* [GOAL OF THE EXERCISE] Pick out every line in the data below that holds "letter".

------------

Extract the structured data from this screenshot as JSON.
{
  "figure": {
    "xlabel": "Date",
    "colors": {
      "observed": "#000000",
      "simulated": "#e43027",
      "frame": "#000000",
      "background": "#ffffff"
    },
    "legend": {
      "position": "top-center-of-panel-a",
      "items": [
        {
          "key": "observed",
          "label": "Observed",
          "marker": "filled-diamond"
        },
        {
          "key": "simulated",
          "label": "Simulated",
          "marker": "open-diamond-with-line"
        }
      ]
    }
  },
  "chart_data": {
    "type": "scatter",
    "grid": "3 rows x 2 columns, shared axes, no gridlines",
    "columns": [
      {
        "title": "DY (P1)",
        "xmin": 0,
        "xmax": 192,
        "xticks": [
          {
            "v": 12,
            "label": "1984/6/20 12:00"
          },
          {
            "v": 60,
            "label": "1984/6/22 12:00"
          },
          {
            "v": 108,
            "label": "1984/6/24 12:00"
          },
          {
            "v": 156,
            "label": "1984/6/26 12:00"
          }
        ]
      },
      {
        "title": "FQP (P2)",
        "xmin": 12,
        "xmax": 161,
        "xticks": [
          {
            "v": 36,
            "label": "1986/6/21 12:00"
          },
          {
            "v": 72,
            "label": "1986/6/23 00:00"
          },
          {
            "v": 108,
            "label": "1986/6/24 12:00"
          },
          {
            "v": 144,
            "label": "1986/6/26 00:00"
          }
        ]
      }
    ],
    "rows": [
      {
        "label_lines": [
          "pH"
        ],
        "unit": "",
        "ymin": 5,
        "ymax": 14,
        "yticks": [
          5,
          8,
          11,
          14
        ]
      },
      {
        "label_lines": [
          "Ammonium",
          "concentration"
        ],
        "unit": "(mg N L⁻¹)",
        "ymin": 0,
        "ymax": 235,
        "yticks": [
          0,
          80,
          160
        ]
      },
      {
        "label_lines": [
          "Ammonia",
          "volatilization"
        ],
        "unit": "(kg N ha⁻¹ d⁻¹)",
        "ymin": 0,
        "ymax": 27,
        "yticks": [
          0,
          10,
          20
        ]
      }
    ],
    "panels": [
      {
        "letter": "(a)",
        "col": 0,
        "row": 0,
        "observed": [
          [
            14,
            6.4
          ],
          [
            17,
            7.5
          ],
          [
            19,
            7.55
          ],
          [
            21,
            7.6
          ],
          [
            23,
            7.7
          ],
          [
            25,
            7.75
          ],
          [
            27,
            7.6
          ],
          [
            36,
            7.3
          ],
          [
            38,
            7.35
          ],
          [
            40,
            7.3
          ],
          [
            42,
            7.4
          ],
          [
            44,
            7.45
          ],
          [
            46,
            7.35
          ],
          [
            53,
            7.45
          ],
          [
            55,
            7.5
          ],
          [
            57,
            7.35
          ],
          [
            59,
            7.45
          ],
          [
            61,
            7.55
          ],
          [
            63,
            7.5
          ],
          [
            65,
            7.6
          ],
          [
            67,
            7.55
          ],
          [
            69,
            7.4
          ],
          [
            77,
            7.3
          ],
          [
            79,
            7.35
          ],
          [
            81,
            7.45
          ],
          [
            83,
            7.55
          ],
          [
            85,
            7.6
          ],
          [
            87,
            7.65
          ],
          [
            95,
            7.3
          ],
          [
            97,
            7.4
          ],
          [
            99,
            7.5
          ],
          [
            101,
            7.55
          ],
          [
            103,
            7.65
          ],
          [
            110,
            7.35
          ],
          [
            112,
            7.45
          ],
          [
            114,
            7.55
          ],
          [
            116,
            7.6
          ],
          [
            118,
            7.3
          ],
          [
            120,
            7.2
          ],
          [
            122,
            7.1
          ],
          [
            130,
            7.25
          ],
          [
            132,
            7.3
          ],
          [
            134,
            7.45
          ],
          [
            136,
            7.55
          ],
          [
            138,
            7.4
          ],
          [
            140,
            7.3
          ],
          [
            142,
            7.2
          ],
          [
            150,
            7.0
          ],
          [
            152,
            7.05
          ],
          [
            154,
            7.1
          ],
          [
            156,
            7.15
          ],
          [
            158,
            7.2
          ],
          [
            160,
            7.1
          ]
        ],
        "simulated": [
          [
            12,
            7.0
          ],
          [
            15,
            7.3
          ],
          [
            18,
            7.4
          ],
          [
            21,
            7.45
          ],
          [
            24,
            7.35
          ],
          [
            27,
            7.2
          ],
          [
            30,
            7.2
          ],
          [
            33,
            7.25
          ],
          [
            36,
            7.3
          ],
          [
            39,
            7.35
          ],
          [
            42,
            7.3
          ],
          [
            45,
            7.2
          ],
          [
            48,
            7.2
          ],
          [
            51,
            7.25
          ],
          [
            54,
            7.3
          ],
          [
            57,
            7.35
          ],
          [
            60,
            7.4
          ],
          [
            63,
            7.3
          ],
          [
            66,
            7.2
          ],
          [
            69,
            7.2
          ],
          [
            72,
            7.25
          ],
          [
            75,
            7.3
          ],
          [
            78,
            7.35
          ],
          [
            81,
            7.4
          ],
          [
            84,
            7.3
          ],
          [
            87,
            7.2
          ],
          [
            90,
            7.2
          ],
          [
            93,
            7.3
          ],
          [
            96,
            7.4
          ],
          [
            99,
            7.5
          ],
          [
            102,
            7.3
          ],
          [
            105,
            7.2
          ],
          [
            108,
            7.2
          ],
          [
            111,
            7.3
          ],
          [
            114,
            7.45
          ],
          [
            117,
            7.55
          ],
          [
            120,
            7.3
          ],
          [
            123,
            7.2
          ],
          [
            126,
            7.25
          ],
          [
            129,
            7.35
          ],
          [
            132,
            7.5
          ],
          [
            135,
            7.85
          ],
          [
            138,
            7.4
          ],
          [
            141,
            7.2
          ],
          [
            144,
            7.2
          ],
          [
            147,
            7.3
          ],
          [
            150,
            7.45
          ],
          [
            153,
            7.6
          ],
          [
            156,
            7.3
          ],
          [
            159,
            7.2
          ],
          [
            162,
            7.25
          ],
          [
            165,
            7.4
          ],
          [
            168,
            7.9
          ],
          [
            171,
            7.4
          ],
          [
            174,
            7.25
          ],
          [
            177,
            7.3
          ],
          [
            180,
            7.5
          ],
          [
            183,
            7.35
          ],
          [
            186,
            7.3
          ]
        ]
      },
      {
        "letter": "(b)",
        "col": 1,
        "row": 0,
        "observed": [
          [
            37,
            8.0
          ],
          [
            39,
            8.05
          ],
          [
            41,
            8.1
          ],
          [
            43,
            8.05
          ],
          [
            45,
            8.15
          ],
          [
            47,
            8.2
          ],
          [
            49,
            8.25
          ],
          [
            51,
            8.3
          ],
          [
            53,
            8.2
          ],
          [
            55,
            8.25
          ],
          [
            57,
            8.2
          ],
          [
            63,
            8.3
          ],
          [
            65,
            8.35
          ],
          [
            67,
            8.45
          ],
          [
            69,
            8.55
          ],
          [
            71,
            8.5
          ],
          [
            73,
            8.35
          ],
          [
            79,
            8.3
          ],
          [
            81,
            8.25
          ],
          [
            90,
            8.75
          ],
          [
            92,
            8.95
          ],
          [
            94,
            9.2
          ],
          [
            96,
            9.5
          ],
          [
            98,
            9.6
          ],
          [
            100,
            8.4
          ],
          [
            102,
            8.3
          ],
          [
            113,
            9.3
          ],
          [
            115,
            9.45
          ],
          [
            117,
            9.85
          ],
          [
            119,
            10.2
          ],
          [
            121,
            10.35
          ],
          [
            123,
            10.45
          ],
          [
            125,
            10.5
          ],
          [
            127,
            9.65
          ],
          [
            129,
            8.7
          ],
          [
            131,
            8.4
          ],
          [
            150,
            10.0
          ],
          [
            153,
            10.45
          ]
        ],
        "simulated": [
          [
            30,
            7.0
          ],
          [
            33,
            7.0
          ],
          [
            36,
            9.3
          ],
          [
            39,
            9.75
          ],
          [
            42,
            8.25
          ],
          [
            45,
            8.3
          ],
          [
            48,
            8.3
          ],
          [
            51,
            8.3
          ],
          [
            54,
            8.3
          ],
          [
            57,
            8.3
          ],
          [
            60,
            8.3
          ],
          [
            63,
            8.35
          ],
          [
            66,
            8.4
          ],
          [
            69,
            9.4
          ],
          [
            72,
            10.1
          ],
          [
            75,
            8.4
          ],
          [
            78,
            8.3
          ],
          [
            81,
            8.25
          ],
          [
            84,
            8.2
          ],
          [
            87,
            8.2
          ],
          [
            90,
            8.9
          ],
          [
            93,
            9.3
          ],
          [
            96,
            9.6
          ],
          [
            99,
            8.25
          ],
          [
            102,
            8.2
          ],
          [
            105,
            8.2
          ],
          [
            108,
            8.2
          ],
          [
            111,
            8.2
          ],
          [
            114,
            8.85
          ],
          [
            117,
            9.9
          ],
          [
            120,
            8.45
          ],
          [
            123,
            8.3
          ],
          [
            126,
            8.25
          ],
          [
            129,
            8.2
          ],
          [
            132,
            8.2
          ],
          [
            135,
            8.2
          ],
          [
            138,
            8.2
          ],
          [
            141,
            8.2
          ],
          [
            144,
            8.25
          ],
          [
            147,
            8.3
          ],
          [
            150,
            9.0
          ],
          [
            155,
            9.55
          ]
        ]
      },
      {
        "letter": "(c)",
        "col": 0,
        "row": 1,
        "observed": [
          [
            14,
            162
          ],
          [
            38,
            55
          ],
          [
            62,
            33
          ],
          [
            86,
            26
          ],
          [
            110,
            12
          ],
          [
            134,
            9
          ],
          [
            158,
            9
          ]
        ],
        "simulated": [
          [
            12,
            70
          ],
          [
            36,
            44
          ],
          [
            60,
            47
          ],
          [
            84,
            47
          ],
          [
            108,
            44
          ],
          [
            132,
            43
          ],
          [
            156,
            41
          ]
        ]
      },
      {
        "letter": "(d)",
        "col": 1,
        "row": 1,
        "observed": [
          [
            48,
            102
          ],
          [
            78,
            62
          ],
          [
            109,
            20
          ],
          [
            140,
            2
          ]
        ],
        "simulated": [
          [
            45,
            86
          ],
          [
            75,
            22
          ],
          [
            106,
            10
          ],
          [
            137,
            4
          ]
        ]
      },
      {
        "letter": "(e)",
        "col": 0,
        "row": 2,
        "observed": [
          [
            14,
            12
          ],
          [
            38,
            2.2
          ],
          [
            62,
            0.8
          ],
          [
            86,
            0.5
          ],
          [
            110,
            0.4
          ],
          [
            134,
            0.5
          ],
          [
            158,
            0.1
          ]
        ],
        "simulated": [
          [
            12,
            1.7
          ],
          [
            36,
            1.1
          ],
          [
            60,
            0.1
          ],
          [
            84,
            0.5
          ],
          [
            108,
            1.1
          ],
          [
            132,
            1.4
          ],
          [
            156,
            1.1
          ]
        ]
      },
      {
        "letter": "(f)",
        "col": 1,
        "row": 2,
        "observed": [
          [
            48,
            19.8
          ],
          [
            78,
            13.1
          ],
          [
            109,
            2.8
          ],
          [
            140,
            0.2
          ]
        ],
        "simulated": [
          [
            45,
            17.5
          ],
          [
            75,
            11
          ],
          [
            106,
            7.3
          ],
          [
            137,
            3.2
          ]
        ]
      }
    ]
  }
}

------------

* [CORRECT RESPONSE]
        "letter": "(a)",
        "letter": "(b)",
        "letter": "(c)",
        "letter": "(d)",
        "letter": "(e)",
        "letter": "(f)",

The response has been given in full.